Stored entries
+ + +

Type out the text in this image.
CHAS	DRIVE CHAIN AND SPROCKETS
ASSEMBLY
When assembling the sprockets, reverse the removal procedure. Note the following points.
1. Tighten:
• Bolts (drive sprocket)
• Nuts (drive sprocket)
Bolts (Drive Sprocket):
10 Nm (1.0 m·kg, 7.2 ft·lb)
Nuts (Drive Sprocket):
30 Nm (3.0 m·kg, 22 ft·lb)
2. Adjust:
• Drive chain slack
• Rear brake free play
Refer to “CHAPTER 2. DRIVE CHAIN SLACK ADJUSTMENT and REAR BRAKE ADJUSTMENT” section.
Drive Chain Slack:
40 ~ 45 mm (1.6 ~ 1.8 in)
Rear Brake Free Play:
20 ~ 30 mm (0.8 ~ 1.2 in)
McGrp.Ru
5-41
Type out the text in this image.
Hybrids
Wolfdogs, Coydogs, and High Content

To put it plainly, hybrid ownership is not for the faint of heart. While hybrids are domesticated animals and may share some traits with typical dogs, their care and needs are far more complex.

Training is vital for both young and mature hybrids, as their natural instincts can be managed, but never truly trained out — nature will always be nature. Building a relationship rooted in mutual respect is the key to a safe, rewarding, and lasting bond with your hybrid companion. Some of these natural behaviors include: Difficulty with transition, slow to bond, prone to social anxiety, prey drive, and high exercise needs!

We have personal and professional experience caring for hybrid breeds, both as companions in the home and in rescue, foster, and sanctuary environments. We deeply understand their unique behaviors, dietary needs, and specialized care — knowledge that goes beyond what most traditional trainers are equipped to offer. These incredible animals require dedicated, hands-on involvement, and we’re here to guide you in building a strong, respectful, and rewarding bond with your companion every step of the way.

+ + +

§ Exercise description
Extract every entry in the listing word for word.

§ Right answer
Type out the text in this image.
CHAS	DRIVE CHAIN AND SPROCKETS
ASSEMBLY
When assembling the sprockets, reverse the removal procedure. Note the following points.
1. Tighten:
• Bolts (drive sprocket)
• Nuts (drive sprocket)
Bolts (Drive Sprocket):
10 Nm (1.0 m·kg, 7.2 ft·lb)
Nuts (Drive Sprocket):
30 Nm (3.0 m·kg, 22 ft·lb)
2. Adjust:
• Drive chain slack
• Rear brake free play
Refer to “CHAPTER 2. DRIVE CHAIN SLACK ADJUSTMENT and REAR BRAKE ADJUSTMENT” section.
Drive Chain Slack:
40 ~ 45 mm (1.6 ~ 1.8 in)
Rear Brake Free Play:
20 ~ 30 mm (0.8 ~ 1.2 in)
McGrp.Ru
5-41
Type out the text in this image.
Hybrids
Wolfdogs, Coydogs, and High Content

To put it plainly, hybrid ownership is not for the faint of heart. While hybrids are domesticated animals and may share some traits with typical dogs, their care and needs are far more complex.

Training is vital for both young and mature hybrids, as their natural instincts can be managed, but never truly trained out — nature will always be nature. Building a relationship rooted in mutual respect is the key to a safe, rewarding, and lasting bond with your hybrid companion. Some of these natural behaviors include: Difficulty with transition, slow to bond, prone to social anxiety, prey drive, and high exercise needs!

We have personal and professional experience caring for hybrid breeds, both as companions in the home and in rescue, foster, and sanctuary environments. We deeply understand their unique behaviors, dietary needs, and specialized care — knowledge that goes beyond what most traditional trainers are equipped to offer. These incredible animals require dedicated, hands-on involvement, and we’re here to guide you in building a strong, respectful, and rewarding bond with your companion every step of the way.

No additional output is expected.